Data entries
++++++++++++++++++++
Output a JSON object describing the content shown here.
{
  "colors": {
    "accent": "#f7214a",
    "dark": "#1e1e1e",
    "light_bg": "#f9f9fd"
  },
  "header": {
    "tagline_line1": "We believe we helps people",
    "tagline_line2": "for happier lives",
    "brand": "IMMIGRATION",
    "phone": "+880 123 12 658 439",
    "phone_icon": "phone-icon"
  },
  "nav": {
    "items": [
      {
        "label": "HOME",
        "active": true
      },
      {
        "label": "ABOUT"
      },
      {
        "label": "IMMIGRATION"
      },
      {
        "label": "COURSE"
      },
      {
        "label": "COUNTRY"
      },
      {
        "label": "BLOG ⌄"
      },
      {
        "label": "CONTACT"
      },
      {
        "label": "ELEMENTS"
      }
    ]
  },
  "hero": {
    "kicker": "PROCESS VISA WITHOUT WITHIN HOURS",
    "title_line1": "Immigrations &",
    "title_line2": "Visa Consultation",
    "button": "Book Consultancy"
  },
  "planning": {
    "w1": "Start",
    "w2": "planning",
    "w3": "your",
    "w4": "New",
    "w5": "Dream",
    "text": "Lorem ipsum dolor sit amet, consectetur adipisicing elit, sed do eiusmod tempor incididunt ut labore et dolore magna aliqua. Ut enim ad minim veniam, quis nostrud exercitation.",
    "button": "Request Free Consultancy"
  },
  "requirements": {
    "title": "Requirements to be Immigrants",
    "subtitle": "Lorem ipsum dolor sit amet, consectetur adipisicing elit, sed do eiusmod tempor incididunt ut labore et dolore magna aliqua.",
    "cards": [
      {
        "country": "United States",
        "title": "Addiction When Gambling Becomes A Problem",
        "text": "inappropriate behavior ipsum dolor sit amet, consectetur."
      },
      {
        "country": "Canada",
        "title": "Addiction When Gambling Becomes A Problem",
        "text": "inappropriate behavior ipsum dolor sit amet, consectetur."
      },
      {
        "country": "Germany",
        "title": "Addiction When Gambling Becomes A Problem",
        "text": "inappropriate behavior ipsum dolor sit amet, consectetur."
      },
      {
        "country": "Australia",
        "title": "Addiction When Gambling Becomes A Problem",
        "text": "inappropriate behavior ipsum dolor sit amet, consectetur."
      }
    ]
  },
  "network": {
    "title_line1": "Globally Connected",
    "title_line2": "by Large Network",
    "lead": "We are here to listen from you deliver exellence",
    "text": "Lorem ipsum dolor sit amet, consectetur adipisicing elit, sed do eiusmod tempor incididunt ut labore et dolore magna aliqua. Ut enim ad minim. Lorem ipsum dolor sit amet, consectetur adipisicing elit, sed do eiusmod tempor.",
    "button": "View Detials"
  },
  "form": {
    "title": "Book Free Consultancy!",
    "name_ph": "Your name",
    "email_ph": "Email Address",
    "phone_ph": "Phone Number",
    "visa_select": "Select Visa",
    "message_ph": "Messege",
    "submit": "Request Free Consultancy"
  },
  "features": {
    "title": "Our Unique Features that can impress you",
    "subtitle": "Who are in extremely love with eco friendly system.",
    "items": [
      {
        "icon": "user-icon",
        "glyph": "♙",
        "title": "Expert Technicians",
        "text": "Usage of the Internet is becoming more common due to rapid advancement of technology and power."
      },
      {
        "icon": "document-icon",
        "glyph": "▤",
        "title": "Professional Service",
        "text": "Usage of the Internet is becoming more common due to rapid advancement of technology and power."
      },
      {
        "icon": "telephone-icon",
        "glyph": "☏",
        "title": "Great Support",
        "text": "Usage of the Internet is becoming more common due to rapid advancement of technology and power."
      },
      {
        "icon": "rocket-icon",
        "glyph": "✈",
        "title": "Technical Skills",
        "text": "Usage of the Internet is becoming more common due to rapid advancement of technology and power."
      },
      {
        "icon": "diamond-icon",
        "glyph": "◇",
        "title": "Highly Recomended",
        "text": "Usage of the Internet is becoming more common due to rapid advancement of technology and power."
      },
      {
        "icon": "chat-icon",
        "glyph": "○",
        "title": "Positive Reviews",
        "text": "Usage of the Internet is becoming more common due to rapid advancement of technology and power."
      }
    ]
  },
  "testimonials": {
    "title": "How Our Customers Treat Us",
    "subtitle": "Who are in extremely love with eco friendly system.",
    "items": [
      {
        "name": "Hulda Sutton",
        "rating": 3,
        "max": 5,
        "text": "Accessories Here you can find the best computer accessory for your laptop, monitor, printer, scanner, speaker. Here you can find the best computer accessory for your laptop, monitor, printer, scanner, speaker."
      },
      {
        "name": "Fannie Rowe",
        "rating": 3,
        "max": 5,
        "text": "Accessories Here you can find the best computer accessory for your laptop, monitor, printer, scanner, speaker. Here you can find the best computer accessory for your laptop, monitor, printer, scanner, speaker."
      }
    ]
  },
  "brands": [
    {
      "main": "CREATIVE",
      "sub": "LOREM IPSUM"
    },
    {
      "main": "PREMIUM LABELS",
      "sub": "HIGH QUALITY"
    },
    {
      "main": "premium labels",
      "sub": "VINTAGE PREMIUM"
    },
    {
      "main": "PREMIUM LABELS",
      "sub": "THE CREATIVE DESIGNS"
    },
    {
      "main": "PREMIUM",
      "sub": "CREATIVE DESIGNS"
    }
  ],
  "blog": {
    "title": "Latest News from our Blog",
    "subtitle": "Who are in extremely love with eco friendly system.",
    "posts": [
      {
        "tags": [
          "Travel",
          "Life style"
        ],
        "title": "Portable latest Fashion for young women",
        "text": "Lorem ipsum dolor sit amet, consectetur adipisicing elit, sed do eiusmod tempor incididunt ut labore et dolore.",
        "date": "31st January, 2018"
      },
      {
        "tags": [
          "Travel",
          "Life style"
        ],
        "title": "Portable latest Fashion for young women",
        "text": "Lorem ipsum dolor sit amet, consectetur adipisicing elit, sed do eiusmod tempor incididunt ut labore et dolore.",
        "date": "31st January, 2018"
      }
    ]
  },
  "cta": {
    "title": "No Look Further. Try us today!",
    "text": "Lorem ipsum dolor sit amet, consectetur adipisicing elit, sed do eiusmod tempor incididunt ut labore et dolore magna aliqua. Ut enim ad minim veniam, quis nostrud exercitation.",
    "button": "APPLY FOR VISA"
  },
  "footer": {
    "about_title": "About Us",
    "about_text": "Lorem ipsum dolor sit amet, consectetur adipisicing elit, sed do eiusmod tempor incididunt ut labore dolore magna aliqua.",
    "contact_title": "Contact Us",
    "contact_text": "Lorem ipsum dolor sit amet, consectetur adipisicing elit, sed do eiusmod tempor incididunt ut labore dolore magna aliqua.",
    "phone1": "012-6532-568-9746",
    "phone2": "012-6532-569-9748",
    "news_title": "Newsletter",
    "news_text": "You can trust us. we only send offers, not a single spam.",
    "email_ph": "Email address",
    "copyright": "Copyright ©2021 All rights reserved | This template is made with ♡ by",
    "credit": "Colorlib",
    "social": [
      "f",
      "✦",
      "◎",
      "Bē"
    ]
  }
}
++++++++++++++++++++
- _WRITTEN INSTRUCTION_: Make an exact copy of the records.

- _THE ANSWER_:
Output a JSON object describing the content shown here.
{
  "colors": {
    "accent": "#f7214a",
    "dark": "#1e1e1e",
    "light_bg": "#f9f9fd"
  },
  "header": {
    "tagline_line1": "We believe we helps people",
    "tagline_line2": "for happier lives",
    "brand": "IMMIGRATION",
    "phone": "+880 123 12 658 439",
    "phone_icon": "phone-icon"
  },
  "nav": {
    "items": [
      {
        "label": "HOME",
        "active": true
      },
      {
        "label": "ABOUT"
      },
      {
        "label": "IMMIGRATION"
      },
      {
        "label": "COURSE"
      },
      {
        "label": "COUNTRY"
      },
      {
        "label": "BLOG ⌄"
      },
      {
        "label": "CONTACT"
      },
      {
        "label": "ELEMENTS"
      }
    ]
  },
  "hero": {
    "kicker": "PROCESS VISA WITHOUT WITHIN HOURS",
    "title_line1": "Immigrations &",
    "title_line2": "Visa Consultation",
    "button": "Book Consultancy"
  },
  "planning": {
    "w1": "Start",
    "w2": "planning",
    "w3": "your",
    "w4": "New",
    "w5": "Dream",
    "text": "Lorem ipsum dolor sit amet, consectetur adipisicing elit, sed do eiusmod tempor incididunt ut labore et dolore magna aliqua. Ut enim ad minim veniam, quis nostrud exercitation.",
    "button": "Request Free Consultancy"
  },
  "requirements": {
    "title": "Requirements to be Immigrants",
    "subtitle": "Lorem ipsum dolor sit amet, consectetur adipisicing elit, sed do eiusmod tempor incididunt ut labore et dolore magna aliqua.",
    "cards": [
      {
        "country": "United States",
        "title": "Addiction When Gambling Becomes A Problem",
        "text": "inappropriate behavior ipsum dolor sit amet, consectetur."
      },
      {
        "country": "Canada",
        "title": "Addiction When Gambling Becomes A Problem",
        "text": "inappropriate behavior ipsum dolor sit amet, consectetur."
      },
      {
        "country": "Germany",
        "title": "Addiction When Gambling Becomes A Problem",
        "text": "inappropriate behavior ipsum dolor sit amet, consectetur."
      },
      {
        "country": "Australia",
        "title": "Addiction When Gambling Becomes A Problem",
        "text": "inappropriate behavior ipsum dolor sit amet, consectetur."
      }
    ]
  },
  "network": {
    "title_line1": "Globally Connected",
    "title_line2": "by Large Network",
    "lead": "We are here to listen from you deliver exellence",
    "text": "Lorem ipsum dolor sit amet, consectetur adipisicing elit, sed do eiusmod tempor incididunt ut labore et dolore magna aliqua. Ut enim ad minim. Lorem ipsum dolor sit amet, consectetur adipisicing elit, sed do eiusmod tempor.",
    "button": "View Detials"
  },
  "form": {
    "title": "Book Free Consultancy!",
    "name_ph": "Your name",
    "email_ph": "Email Address",
    "phone_ph": "Phone Number",
    "visa_select": "Select Visa",
    "message_ph": "Messege",
    "submit": "Request Free Consultancy"
  },
  "features": {
    "title": "Our Unique Features that can impress you",
    "subtitle": "Who are in extremely love with eco friendly system.",
    "items": [
      {
        "icon": "user-icon",
        "glyph": "♙",
        "title": "Expert Technicians",
        "text": "Usage of the Internet is becoming more common due to rapid advancement of technology and power."
      },
      {
        "icon": "document-icon",
        "glyph": "▤",
        "title": "Professional Service",
        "text": "Usage of the Internet is becoming more common due to rapid advancement of technology and power."
      },
      {
        "icon": "telephone-icon",
        "glyph": "☏",
        "title": "Great Support",
        "text": "Usage of the Internet is becoming more common due to rapid advancement of technology and power."
      },
      {
        "icon": "rocket-icon",
        "glyph": "✈",
        "title": "Technical Skills",
        "text": "Usage of the Internet is becoming more common due to rapid advancement of technology and power."
      },
      {
        "icon": "diamond-icon",
        "glyph": "◇",
        "title": "Highly Recomended",
        "text": "Usage of the Internet is becoming more common due to rapid advancement of technology and power."
      },
      {
        "icon": "chat-icon",
        "glyph": "○",
        "title": "Positive Reviews",
        "text": "Usage of the Internet is becoming more common due to rapid advancement of technology and power."
      }
    ]
  },
  "testimonials": {
    "title": "How Our Customers Treat Us",
    "subtitle": "Who are in extremely love with eco friendly system.",
    "items": [
      {
        "name": "Hulda Sutton",
        "rating": 3,
        "max": 5,
        "text": "Accessories Here you can find the best computer accessory for your laptop, monitor, printer, scanner, speaker. Here you can find the best computer accessory for your laptop, monitor, printer, scanner, speaker."
      },
      {
        "name": "Fannie Rowe",
        "rating": 3,
        "max": 5,
        "text": "Accessories Here you can find the best computer accessory for your laptop, monitor, printer, scanner, speaker. Here you can find the best computer accessory for your laptop, monitor, printer, scanner, speaker."
      }
    ]
  },
  "brands": [
    {
      "main": "CREATIVE",
      "sub": "LOREM IPSUM"
    },
    {
      "main": "PREMIUM LABELS",
      "sub": "HIGH QUALITY"
    },
    {
      "main": "premium labels",
      "sub": "VINTAGE PREMIUM"
    },
    {
      "main": "PREMIUM LABELS",
      "sub": "THE CREATIVE DESIGNS"
    },
    {
      "main": "PREMIUM",
      "sub": "CREATIVE DESIGNS"
    }
  ],
  "blog": {
    "title": "Latest News from our Blog",
    "subtitle": "Who are in extremely love with eco friendly system.",
    "posts": [
      {
        "tags": [
          "Travel",
          "Life style"
        ],
        "title": "Portable latest Fashion for young women",
        "text": "Lorem ipsum dolor sit amet, consectetur adipisicing elit, sed do eiusmod tempor incididunt ut labore et dolore.",
        "date": "31st January, 2018"
      },
      {
        "tags": [
          "Travel",
          "Life style"
        ],
        "title": "Portable latest Fashion for young women",
        "text": "Lorem ipsum dolor sit amet, consectetur adipisicing elit, sed do eiusmod tempor incididunt ut labore et dolore.",
        "date": "31st January, 2018"
      }
    ]
  },
  "cta": {
    "title": "No Look Further. Try us today!",
    "text": "Lorem ipsum dolor sit amet, consectetur adipisicing elit, sed do eiusmod tempor incididunt ut labore et dolore magna aliqua. Ut enim ad minim veniam, quis nostrud exercitation.",
    "button": "APPLY FOR VISA"
  },
  "footer": {
    "about_title": "About Us",
    "about_text": "Lorem ipsum dolor sit amet, consectetur adipisicing elit, sed do eiusmod tempor incididunt ut labore dolore magna aliqua.",
    "contact_title": "Contact Us",
    "contact_text": "Lorem ipsum dolor sit amet, consectetur adipisicing elit, sed do eiusmod tempor incididunt ut labore dolore magna aliqua.",
    "phone1": "012-6532-568-9746",
    "phone2": "012-6532-569-9748",
    "news_title": "Newsletter",
    "news_text": "You can trust us. we only send offers, not a single spam.",
    "email_ph": "Email address",
    "copyright": "Copyright ©2021 All rights reserved | This template is made with ♡ by",
    "credit": "Colorlib",
    "social": [
      "f",
      "✦",
      "◎",
      "Bē"
    ]
  }
}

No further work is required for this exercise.